Figure data in JSON

════════

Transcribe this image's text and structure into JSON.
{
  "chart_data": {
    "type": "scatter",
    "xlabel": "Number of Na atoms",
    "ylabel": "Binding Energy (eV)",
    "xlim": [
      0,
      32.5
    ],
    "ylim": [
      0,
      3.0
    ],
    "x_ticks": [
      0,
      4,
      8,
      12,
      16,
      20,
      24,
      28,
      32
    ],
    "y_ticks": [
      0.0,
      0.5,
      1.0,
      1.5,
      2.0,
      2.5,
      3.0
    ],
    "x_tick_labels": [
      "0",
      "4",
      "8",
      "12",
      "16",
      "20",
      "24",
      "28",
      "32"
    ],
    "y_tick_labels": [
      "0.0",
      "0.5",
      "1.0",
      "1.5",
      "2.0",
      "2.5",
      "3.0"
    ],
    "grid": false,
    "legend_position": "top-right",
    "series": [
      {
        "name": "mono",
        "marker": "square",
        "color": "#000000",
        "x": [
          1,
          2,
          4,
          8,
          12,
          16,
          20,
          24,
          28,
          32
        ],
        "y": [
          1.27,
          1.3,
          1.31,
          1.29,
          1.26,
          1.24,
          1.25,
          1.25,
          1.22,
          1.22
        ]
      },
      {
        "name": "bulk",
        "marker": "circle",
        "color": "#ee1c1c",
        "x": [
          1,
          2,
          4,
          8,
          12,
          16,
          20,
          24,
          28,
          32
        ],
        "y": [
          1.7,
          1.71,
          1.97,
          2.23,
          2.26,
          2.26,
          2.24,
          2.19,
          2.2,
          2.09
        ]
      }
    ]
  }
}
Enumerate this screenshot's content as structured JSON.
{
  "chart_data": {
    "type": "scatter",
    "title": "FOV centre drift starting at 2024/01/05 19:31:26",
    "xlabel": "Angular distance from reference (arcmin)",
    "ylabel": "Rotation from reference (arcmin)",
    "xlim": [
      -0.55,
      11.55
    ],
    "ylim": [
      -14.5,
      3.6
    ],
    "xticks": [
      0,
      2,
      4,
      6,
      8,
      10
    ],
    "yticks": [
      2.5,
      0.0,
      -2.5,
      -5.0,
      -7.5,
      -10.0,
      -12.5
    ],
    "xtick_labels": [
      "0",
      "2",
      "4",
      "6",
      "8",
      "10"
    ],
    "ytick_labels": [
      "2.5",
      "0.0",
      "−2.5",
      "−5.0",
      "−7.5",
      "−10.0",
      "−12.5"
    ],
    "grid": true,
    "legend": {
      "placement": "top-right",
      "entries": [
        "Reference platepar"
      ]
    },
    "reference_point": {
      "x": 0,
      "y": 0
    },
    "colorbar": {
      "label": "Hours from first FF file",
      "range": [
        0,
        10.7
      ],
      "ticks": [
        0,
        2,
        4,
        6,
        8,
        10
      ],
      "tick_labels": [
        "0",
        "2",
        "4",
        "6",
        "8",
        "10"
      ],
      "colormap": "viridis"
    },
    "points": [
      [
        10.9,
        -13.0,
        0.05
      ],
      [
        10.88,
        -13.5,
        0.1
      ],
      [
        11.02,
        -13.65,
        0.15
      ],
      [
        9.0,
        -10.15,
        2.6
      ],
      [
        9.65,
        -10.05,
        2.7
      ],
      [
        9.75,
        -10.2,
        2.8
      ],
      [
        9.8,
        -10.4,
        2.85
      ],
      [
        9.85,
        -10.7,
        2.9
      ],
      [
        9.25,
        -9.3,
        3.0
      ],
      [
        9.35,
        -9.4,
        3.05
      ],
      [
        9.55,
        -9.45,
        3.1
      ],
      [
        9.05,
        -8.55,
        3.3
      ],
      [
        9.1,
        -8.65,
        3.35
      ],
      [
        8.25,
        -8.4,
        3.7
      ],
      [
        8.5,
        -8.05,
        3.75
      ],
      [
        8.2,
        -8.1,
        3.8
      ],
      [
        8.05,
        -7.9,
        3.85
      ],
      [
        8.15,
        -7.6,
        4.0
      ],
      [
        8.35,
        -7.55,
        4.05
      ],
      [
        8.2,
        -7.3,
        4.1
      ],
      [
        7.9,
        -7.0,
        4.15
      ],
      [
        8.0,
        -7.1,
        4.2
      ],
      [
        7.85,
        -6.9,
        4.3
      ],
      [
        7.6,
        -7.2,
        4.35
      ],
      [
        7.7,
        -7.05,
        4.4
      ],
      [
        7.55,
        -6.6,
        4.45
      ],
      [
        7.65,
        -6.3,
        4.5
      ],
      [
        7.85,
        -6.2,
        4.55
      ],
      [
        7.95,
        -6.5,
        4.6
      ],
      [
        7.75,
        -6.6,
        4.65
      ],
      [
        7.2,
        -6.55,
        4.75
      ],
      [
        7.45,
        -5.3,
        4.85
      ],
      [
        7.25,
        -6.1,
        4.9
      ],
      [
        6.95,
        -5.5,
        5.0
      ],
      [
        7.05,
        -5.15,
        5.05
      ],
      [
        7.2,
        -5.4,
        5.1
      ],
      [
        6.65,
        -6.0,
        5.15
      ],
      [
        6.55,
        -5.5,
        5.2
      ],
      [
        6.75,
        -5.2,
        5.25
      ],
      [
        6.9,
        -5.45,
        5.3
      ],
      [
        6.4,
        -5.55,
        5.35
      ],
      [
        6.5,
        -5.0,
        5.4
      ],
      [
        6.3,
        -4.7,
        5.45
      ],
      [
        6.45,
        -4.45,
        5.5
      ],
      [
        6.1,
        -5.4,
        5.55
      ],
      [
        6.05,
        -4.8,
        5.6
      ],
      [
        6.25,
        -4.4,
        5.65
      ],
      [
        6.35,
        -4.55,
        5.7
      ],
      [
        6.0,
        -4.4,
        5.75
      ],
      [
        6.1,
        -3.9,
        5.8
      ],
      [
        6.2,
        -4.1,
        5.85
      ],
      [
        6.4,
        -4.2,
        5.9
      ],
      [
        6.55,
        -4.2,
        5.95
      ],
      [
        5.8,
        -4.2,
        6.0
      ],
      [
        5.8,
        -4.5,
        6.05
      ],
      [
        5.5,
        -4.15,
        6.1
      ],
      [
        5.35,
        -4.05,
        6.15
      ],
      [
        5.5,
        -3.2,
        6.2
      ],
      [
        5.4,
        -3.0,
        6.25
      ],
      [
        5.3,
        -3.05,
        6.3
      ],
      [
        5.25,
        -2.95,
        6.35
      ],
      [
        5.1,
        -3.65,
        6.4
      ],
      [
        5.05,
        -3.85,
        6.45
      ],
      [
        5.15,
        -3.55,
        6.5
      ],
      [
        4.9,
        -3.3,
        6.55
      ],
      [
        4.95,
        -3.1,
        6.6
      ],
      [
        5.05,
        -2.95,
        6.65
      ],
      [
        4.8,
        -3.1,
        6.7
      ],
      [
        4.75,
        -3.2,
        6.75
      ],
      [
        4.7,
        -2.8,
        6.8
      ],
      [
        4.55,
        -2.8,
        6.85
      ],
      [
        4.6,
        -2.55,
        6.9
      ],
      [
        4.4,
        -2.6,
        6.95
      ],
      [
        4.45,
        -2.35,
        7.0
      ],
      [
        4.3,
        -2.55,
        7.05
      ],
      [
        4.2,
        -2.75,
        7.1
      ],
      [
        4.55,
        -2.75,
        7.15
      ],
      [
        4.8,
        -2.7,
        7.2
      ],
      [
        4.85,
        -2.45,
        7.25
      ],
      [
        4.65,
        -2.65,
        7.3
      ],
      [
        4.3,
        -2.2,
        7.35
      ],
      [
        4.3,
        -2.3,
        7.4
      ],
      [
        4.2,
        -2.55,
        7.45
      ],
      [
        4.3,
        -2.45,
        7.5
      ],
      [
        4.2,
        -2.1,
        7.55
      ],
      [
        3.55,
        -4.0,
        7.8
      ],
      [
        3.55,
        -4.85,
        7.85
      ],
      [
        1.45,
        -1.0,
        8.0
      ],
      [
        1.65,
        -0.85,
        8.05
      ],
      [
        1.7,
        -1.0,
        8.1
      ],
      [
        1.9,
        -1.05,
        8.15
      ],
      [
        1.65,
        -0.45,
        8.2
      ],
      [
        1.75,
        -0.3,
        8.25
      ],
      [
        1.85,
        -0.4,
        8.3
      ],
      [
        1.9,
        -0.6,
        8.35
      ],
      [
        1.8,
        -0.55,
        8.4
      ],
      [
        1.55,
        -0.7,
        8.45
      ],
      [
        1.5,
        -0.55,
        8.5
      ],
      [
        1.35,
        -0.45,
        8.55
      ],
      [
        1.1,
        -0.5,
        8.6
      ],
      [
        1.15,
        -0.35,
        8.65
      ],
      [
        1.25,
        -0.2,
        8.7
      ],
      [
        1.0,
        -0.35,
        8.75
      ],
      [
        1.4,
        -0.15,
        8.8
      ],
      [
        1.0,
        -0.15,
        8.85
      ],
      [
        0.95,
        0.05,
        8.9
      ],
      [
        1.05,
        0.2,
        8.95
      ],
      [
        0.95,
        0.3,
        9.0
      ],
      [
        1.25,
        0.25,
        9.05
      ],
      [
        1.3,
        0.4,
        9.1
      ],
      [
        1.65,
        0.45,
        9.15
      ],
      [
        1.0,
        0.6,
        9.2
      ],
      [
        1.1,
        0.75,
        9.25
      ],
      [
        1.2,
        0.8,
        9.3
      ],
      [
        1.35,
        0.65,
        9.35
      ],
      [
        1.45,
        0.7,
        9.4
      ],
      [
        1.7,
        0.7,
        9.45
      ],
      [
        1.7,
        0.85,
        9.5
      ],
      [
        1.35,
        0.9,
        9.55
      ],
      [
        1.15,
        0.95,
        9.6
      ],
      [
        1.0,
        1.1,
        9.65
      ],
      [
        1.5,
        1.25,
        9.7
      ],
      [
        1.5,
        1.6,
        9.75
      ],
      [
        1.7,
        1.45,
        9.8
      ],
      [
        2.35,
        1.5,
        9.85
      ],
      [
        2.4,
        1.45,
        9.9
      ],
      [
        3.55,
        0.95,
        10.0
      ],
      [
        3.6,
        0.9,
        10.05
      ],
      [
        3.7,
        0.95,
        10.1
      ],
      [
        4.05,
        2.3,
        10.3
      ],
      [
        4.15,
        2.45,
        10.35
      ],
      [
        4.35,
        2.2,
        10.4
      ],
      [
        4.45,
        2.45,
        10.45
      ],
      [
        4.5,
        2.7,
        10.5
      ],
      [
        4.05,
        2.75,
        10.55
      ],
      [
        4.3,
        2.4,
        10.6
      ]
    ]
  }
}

════════

## WHAT IS REQUIRED:
Find the lines above holding the word "xlabel" and show them.

## SOLVED PROBLEM:
    "xlabel": "Number of Na atoms",
    "xlabel": "Angular distance from reference (arcmin)",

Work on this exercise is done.